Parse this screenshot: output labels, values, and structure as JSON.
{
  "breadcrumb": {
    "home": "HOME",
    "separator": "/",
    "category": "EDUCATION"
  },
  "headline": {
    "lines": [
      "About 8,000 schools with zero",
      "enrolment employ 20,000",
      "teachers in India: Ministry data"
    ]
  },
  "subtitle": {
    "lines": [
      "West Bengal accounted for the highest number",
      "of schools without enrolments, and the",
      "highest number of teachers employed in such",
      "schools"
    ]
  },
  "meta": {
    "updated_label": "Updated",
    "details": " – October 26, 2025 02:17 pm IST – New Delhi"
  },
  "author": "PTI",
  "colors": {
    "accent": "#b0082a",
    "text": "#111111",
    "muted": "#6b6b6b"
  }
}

**What needs to be done**
Collect each line containing the string "teachers".

**Correct result**
      "teachers in India: Ministry data"
      "highest number of teachers employed in such",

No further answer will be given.